### [WRITTEN TASK]
Every entry below must be repeated exactly; skip the pictures.

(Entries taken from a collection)
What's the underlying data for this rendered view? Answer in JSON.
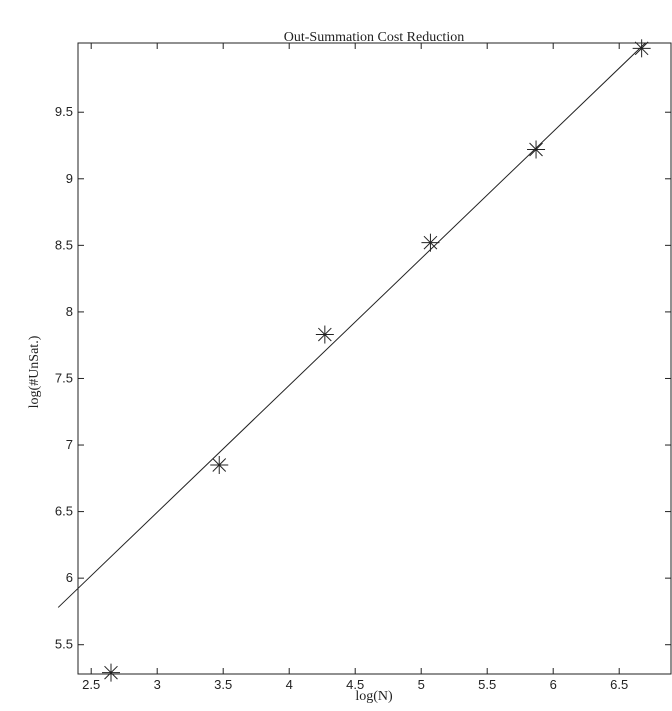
{
  "chart_data": {
    "type": "scatter",
    "title": "Out-Summation Cost Reduction",
    "xlabel": "log(N)",
    "ylabel": "log(#UnSat.)",
    "xlim": [
      2.4,
      6.9
    ],
    "ylim": [
      5.28,
      10.02
    ],
    "x_ticks": [
      "2.5",
      "3",
      "3.5",
      "4",
      "4.5",
      "5",
      "5.5",
      "6",
      "6.5"
    ],
    "y_ticks": [
      "5.5",
      "6",
      "6.5",
      "7",
      "7.5",
      "8",
      "8.5",
      "9",
      "9.5"
    ],
    "grid": false,
    "series": [
      {
        "marker": "asterisk",
        "x": [
          2.65,
          3.47,
          4.27,
          5.07,
          5.87,
          6.67
        ],
        "y": [
          5.29,
          6.85,
          7.83,
          8.52,
          9.22,
          9.98
        ]
      }
    ],
    "fit_line": {
      "x": [
        2.25,
        6.95
      ],
      "y": [
        5.78,
        10.26
      ]
    },
    "colors": {
      "axis": "#222222",
      "marker": "#222222",
      "line": "#222222",
      "background": "#ffffff"
    }
  }
}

### [RESULT OF THE TASK]
What's the underlying data for this rendered view? Answer in JSON.
{
  "chart_data": {
    "type": "scatter",
    "title": "Out-Summation Cost Reduction",
    "xlabel": "log(N)",
    "ylabel": "log(#UnSat.)",
    "xlim": [
      2.4,
      6.9
    ],
    "ylim": [
      5.28,
      10.02
    ],
    "x_ticks": [
      "2.5",
      "3",
      "3.5",
      "4",
      "4.5",
      "5",
      "5.5",
      "6",
      "6.5"
    ],
    "y_ticks": [
      "5.5",
      "6",
      "6.5",
      "7",
      "7.5",
      "8",
      "8.5",
      "9",
      "9.5"
    ],
    "grid": false,
    "series": [
      {
        "marker": "asterisk",
        "x": [
          2.65,
          3.47,
          4.27,
          5.07,
          5.87,
          6.67
        ],
        "y": [
          5.29,
          6.85,
          7.83,
          8.52,
          9.22,
          9.98
        ]
      }
    ],
    "fit_line": {
      "x": [
        2.25,
        6.95
      ],
      "y": [
        5.78,
        10.26
      ]
    },
    "colors": {
      "axis": "#222222",
      "marker": "#222222",
      "line": "#222222",
      "background": "#ffffff"
    }
  }
}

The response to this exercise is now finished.